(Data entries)
┄┄┄┄┄┄
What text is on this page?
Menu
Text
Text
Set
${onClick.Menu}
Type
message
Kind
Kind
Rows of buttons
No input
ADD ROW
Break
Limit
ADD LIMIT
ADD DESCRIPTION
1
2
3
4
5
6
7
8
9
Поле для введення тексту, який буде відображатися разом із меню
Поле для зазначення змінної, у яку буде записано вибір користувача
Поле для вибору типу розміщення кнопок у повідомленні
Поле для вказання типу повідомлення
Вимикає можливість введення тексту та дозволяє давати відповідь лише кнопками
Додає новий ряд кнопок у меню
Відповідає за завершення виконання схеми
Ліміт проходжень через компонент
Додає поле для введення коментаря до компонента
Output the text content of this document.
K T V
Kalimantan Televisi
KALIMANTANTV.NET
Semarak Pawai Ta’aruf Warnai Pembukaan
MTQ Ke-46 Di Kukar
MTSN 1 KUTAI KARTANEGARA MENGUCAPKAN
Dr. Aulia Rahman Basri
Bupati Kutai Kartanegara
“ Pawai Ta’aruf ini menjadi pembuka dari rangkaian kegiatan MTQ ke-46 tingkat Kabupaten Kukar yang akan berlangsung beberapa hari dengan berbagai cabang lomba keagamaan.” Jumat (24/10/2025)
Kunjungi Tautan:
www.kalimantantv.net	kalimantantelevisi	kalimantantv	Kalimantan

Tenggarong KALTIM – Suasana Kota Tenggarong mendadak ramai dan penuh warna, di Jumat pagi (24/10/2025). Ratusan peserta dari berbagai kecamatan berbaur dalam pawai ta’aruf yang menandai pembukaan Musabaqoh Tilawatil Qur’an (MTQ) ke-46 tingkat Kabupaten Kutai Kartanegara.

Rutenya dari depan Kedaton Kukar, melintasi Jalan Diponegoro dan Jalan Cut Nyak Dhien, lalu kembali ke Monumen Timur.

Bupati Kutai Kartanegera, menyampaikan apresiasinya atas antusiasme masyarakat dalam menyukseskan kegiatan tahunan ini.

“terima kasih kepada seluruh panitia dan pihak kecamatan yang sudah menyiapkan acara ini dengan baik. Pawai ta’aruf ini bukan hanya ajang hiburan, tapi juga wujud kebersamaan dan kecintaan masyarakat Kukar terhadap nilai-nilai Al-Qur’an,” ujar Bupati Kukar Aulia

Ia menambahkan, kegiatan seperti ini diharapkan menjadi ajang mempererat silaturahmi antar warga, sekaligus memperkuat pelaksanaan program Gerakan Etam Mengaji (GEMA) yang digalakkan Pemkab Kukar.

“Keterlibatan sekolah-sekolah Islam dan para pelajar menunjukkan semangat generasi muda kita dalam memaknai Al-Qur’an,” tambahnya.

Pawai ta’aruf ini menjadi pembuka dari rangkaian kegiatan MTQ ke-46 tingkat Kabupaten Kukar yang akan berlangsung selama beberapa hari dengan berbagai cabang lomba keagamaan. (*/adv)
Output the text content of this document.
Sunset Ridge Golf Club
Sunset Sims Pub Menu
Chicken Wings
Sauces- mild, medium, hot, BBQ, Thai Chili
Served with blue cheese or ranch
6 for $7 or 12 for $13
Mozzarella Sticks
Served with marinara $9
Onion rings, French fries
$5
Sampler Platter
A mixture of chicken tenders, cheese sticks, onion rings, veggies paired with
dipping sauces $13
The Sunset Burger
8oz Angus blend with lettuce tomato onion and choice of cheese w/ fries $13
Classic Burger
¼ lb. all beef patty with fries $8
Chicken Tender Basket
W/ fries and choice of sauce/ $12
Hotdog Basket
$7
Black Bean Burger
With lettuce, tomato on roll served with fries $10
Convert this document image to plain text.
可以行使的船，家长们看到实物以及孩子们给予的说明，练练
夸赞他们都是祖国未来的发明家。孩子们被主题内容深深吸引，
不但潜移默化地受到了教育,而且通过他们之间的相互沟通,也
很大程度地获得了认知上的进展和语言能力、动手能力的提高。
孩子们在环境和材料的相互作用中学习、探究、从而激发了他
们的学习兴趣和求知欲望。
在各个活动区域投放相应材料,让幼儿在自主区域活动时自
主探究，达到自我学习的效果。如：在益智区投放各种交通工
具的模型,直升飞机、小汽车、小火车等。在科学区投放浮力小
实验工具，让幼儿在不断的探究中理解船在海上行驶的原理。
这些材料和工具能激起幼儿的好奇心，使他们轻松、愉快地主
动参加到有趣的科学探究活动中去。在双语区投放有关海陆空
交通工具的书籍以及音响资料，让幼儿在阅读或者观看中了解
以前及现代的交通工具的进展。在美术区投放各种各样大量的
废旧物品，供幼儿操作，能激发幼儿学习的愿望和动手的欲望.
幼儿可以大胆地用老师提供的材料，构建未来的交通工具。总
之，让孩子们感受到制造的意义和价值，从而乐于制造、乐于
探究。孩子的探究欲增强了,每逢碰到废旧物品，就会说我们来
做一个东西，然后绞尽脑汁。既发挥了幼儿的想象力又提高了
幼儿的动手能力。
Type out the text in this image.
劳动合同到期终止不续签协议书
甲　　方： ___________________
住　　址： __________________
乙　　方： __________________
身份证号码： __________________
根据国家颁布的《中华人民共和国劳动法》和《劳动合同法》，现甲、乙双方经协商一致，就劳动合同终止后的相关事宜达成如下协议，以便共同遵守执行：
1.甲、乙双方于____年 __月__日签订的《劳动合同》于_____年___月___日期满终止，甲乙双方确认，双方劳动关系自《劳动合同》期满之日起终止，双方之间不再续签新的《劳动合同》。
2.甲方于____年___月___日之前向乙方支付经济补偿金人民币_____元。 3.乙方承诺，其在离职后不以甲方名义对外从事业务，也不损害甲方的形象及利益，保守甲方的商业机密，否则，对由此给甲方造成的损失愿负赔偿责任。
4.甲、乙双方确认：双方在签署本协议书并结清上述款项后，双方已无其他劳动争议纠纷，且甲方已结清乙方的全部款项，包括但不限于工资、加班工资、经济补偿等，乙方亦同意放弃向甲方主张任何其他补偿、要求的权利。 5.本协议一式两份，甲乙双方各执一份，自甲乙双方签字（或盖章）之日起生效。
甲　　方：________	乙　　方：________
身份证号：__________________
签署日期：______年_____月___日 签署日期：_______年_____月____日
┄┄┄┄┄┄
Written instruction:
Write out the entries in full, exactly as given.

Correct result:
What text is on this page?
Menu
Text
Text
Set
${onClick.Menu}
Type
message
Kind
Kind
Rows of buttons
No input
ADD ROW
Break
Limit
ADD LIMIT
ADD DESCRIPTION
1
2
3
4
5
6
7
8
9
Поле для введення тексту, який буде відображатися разом із меню
Поле для зазначення змінної, у яку буде записано вибір користувача
Поле для вибору типу розміщення кнопок у повідомленні
Поле для вказання типу повідомлення
Вимикає можливість введення тексту та дозволяє давати відповідь лише кнопками
Додає новий ряд кнопок у меню
Відповідає за завершення виконання схеми
Ліміт проходжень через компонент
Додає поле для введення коментаря до компонента
Output the text content of this document.
K T V
Kalimantan Televisi
KALIMANTANTV.NET
Semarak Pawai Ta’aruf Warnai Pembukaan
MTQ Ke-46 Di Kukar
MTSN 1 KUTAI KARTANEGARA MENGUCAPKAN
Dr. Aulia Rahman Basri
Bupati Kutai Kartanegara
“ Pawai Ta’aruf ini menjadi pembuka dari rangkaian kegiatan MTQ ke-46 tingkat Kabupaten Kukar yang akan berlangsung beberapa hari dengan berbagai cabang lomba keagamaan.” Jumat (24/10/2025)
Kunjungi Tautan:
www.kalimantantv.net	kalimantantelevisi	kalimantantv	Kalimantan

Tenggarong KALTIM – Suasana Kota Tenggarong mendadak ramai dan penuh warna, di Jumat pagi (24/10/2025). Ratusan peserta dari berbagai kecamatan berbaur dalam pawai ta’aruf yang menandai pembukaan Musabaqoh Tilawatil Qur’an (MTQ) ke-46 tingkat Kabupaten Kutai Kartanegara.

Rutenya dari depan Kedaton Kukar, melintasi Jalan Diponegoro dan Jalan Cut Nyak Dhien, lalu kembali ke Monumen Timur.

Bupati Kutai Kartanegera, menyampaikan apresiasinya atas antusiasme masyarakat dalam menyukseskan kegiatan tahunan ini.

“terima kasih kepada seluruh panitia dan pihak kecamatan yang sudah menyiapkan acara ini dengan baik. Pawai ta’aruf ini bukan hanya ajang hiburan, tapi juga wujud kebersamaan dan kecintaan masyarakat Kukar terhadap nilai-nilai Al-Qur’an,” ujar Bupati Kukar Aulia

Ia menambahkan, kegiatan seperti ini diharapkan menjadi ajang mempererat silaturahmi antar warga, sekaligus memperkuat pelaksanaan program Gerakan Etam Mengaji (GEMA) yang digalakkan Pemkab Kukar.

“Keterlibatan sekolah-sekolah Islam dan para pelajar menunjukkan semangat generasi muda kita dalam memaknai Al-Qur’an,” tambahnya.

Pawai ta’aruf ini menjadi pembuka dari rangkaian kegiatan MTQ ke-46 tingkat Kabupaten Kukar yang akan berlangsung selama beberapa hari dengan berbagai cabang lomba keagamaan. (*/adv)
Output the text content of this document.
Sunset Ridge Golf Club
Sunset Sims Pub Menu
Chicken Wings
Sauces- mild, medium, hot, BBQ, Thai Chili
Served with blue cheese or ranch
6 for $7 or 12 for $13
Mozzarella Sticks
Served with marinara $9
Onion rings, French fries
$5
Sampler Platter
A mixture of chicken tenders, cheese sticks, onion rings, veggies paired with
dipping sauces $13
The Sunset Burger
8oz Angus blend with lettuce tomato onion and choice of cheese w/ fries $13
Classic Burger
¼ lb. all beef patty with fries $8
Chicken Tender Basket
W/ fries and choice of sauce/ $12
Hotdog Basket
$7
Black Bean Burger
With lettuce, tomato on roll served with fries $10
Convert this document image to plain text.
可以行使的船，家长们看到实物以及孩子们给予的说明，练练
夸赞他们都是祖国未来的发明家。孩子们被主题内容深深吸引，
不但潜移默化地受到了教育,而且通过他们之间的相互沟通,也
很大程度地获得了认知上的进展和语言能力、动手能力的提高。
孩子们在环境和材料的相互作用中学习、探究、从而激发了他
们的学习兴趣和求知欲望。
在各个活动区域投放相应材料,让幼儿在自主区域活动时自
主探究，达到自我学习的效果。如：在益智区投放各种交通工
具的模型,直升飞机、小汽车、小火车等。在科学区投放浮力小
实验工具，让幼儿在不断的探究中理解船在海上行驶的原理。
这些材料和工具能激起幼儿的好奇心，使他们轻松、愉快地主
动参加到有趣的科学探究活动中去。在双语区投放有关海陆空
交通工具的书籍以及音响资料，让幼儿在阅读或者观看中了解
以前及现代的交通工具的进展。在美术区投放各种各样大量的
废旧物品，供幼儿操作，能激发幼儿学习的愿望和动手的欲望.
幼儿可以大胆地用老师提供的材料，构建未来的交通工具。总
之，让孩子们感受到制造的意义和价值，从而乐于制造、乐于
探究。孩子的探究欲增强了,每逢碰到废旧物品，就会说我们来
做一个东西，然后绞尽脑汁。既发挥了幼儿的想象力又提高了
幼儿的动手能力。
Type out the text in this image.
劳动合同到期终止不续签协议书
甲　　方： ___________________
住　　址： __________________
乙　　方： __________________
身份证号码： __________________
根据国家颁布的《中华人民共和国劳动法》和《劳动合同法》，现甲、乙双方经协商一致，就劳动合同终止后的相关事宜达成如下协议，以便共同遵守执行：
1.甲、乙双方于____年 __月__日签订的《劳动合同》于_____年___月___日期满终止，甲乙双方确认，双方劳动关系自《劳动合同》期满之日起终止，双方之间不再续签新的《劳动合同》。
2.甲方于____年___月___日之前向乙方支付经济补偿金人民币_____元。 3.乙方承诺，其在离职后不以甲方名义对外从事业务，也不损害甲方的形象及利益，保守甲方的商业机密，否则，对由此给甲方造成的损失愿负赔偿责任。
4.甲、乙双方确认：双方在签署本协议书并结清上述款项后，双方已无其他劳动争议纠纷，且甲方已结清乙方的全部款项，包括但不限于工资、加班工资、经济补偿等，乙方亦同意放弃向甲方主张任何其他补偿、要求的权利。 5.本协议一式两份，甲乙双方各执一份，自甲乙双方签字（或盖章）之日起生效。
甲　　方：________	乙　　方：________
身份证号：__________________
签署日期：______年_____月___日 签署日期：_______年_____月____日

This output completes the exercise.